BEGIN Selected extract

# Where are Bosch and Porter Cable routers made?



## coloradoclimber (Apr 7, 2007)

I am in the market for a new router, either the Bosch 1617 or a PC 690. I already own both and I'm happy with both. It would be convenient to have one more and I think I would be happy with another copy of either one.

Both of my routers are quite a few years old, probably pushing 10 years. The PC says on the side "Proudly Made in America" and the Bosch says "Assembled in America". I'm wondering where these routers are made today.

Does anyone know where these routers are made? Does anyone have a recently purchased 1617 or 690 router and can you tell me where it was made. thanks


----------



## stevenhsieh (Jan 8, 2010)

Porter Cable I believe is made in Mexico.
Bosch is either in Switzerland or China.
I could be wrong.


----------



## mcase (Oct 31, 2009)

I have three year old Bosch that was "Hecho en Mexico"


----------



## Greedo (Apr 18, 2010)

Bosch has factories all over the world, but all 3 of my routers uncluding one purchased last year were made in the usa.
their router bits are also US made.

END Selected extract

* [Exercise]
Write out the passage of the router thread starting at "## stevenhsieh (Jan" and ending at "(Oct 31, 2009)", copied word for word.

BEGIN Information given

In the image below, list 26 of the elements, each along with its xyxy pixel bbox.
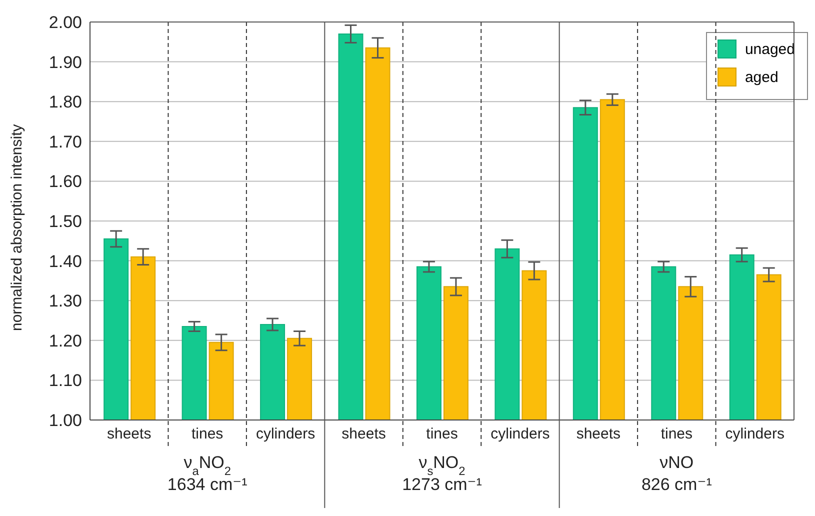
y-tick-label: 1.90 [48,52,82,72]
x-tick-label: sheets [342,426,386,443]
y-tick-label: 1.60 [48,172,82,192]
x-tick-label: cylinders [490,426,550,443]
x-tick-label: tines [660,426,693,443]
x-tick-label: sheets [576,426,621,443]
y-tick-label: 1.80 [48,92,82,112]
text: νNO 826 cm⁻¹ [641,453,712,494]
y-axis-title: normalized absorption intensity [8,124,26,331]
y-tick-label: 1.70 [48,132,82,152]
y-tick-label: 1.00 [48,411,82,430]
x-tick-label: tines [191,426,224,443]
text: ν$_{a}$NO$_{2}$ 1634 cm⁻¹ [167,453,248,494]
y-tick-label: 1.20 [48,331,82,350]
y-tick-label: 1.50 [48,212,82,232]
x-tick-label: tines [426,426,458,443]
y-tick-label: 1.10 [48,371,82,390]
x-tick-label: sheets [107,426,152,443]
x-tick-label: cylinders [256,426,316,443]
legend-label: unaged [744,40,795,58]
y-tick-label: 2.00 [48,13,82,32]
x-tick-label: cylinders [725,426,784,443]
legend-label: aged [744,68,778,86]
y-tick-label: 1.40 [48,252,82,271]
y-tick-label: 1.30 [48,292,82,311]
text: ν$_{s}$NO$_{2}$ 1273 cm⁻¹ [402,453,482,494]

END Information given

* [Completed exercise]
## stevenhsieh (Jan 8, 2010)

Porter Cable I believe is made in Mexico.
Bosch is either in Switzerland or China.
I could be wrong.


----------



## mcase (Oct 31, 2009)